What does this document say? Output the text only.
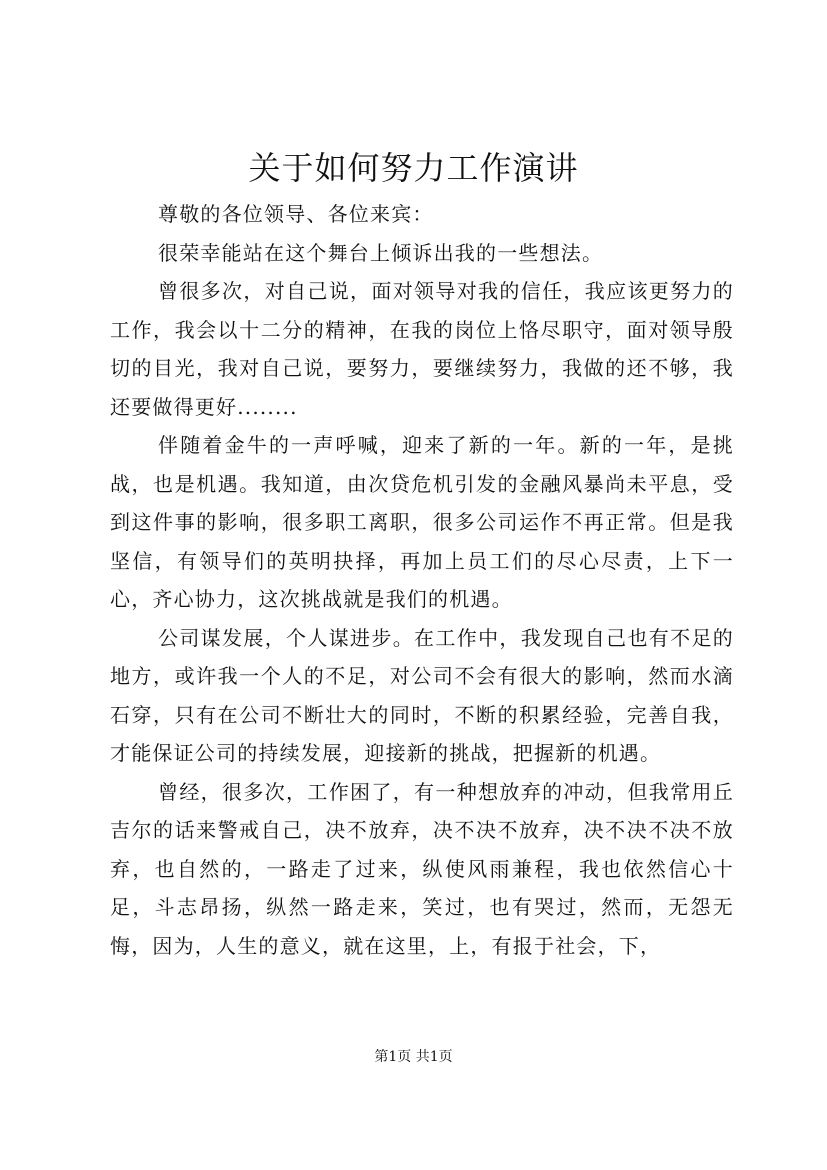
关于如何努力工作演讲

尊敬的各位领导、各位来宾：

很荣幸能站在这个舞台上倾诉出我的一些想法。

曾很多次，对自己说，面对领导对我的信任，我应该更努力的工作，我会以十二分的精神，在我的岗位上恪尽职守，面对领导殷切的目光，我对自己说，要努力，要继续努力，我做的还不够，我还要做得更好........

伴随着金牛的一声呼喊，迎来了新的一年。新的一年，是挑战，也是机遇。我知道，由次贷危机引发的金融风暴尚未平息，受到这件事的影响，很多职工离职，很多公司运作不再正常。但是我坚信，有领导们的英明抉择，再加上员工们的尽心尽责，上下一心，齐心协力，这次挑战就是我们的机遇。

公司谋发展，个人谋进步。在工作中，我发现自己也有不足的地方，或许我一个人的不足，对公司不会有很大的影响，然而水滴石穿，只有在公司不断壮大的同时，不断的积累经验，完善自我，才能保证公司的持续发展，迎接新的挑战，把握新的机遇。

曾经，很多次，工作困了，有一种想放弃的冲动，但我常用丘吉尔的话来警戒自己，决不放弃，决不决不放弃，决不决不决不放弃，也自然的，一路走了过来，纵使风雨兼程，我也依然信心十足，斗志昂扬，纵然一路走来，笑过，也有哭过，然而，无怨无悔，因为，人生的意义，就在这里，上，有报于社会，下，

第1页 共1页
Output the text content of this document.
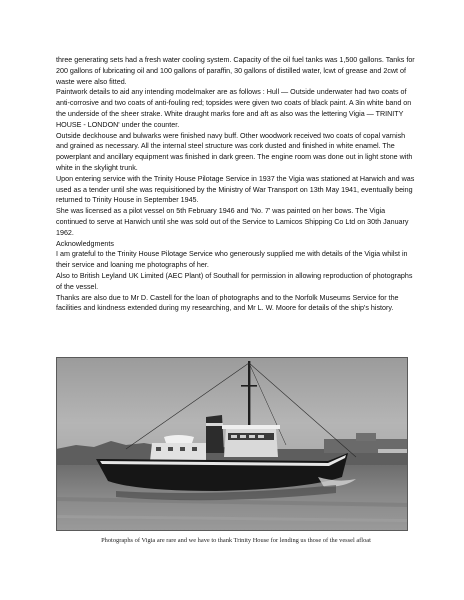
three generating sets had a fresh water cooling system. Capacity of the oil fuel tanks was 1,500 gallons. Tanks for 200 gallons of lubricating oil and 100 gallons of paraffin, 30 gallons of distilled water, lcwt of grease and 2cwt of waste were also fitted.

Paintwork details to aid any intending modelmaker are as follows : Hull — Outside underwater had two coats of anti-corrosive and two coats of anti-fouling red; topsides were given two coats of black paint. A 3in white band on the underside of the sheer strake. White draught marks fore and aft as also was the lettering Vigia — TRINITY HOUSE - LONDON' under the counter.

Outside deckhouse and bulwarks were finished navy buff. Other woodwork received two coats of copal varnish and grained as necessary. All the internal steel structure was cork dusted and finished in white enamel. The powerplant and ancillary equipment was finished in dark green. The engine room was done out in light stone with white in the skylight trunk.

Upon entering service with the Trinity House Pilotage Service in 1937 the Vigia was stationed at Harwich and was used as a tender until she was requisitioned by the Ministry of War Transport on 13th May 1941, eventually being returned to Trinity House in September 1945.

She was licensed as a pilot vessel on 5th February 1946 and 'No. 7' was painted on her bows. The Vigia continued to serve at Harwich until she was sold out of the Service to Lamicos Shipping Co Ltd on 30th January 1962.

Acknowledgments

I am grateful to the Trinity House Pilotage Service who generously supplied me with details of the Vigia whilst in their service and loaning me photographs of her.

Also to British Leyland UK Limited (AEC Plant) of Southall for permission in allowing reproduction of photographs of the vessel.

Thanks are also due to Mr D. Castell for the loan of photographs and to the Norfolk Museums Service for the facilities and kindness extended during my researching, and Mr L. W. Moore for details of the ship's history.

Photographs of Vigia are rare and we have to thank Trinity House for lending us those of the vessel afloat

------------------------------------------------

Goal of the exercise –
Copy each line containing the word "vessel" from the data.

Task result –
She was licensed as a pilot vessel on 5th February 1946 and 'No. 7' was painted on her bows. The Vigia continued to serve at Harwich until she was sold out of the Service to Lamicos Shipping Co Ltd on 30th January 1962.
Also to British Leyland UK Limited (AEC Plant) of Southall for permission in allowing reproduction of photographs of the vessel.
Photographs of Vigia are rare and we have to thank Trinity House for lending us those of the vessel afloat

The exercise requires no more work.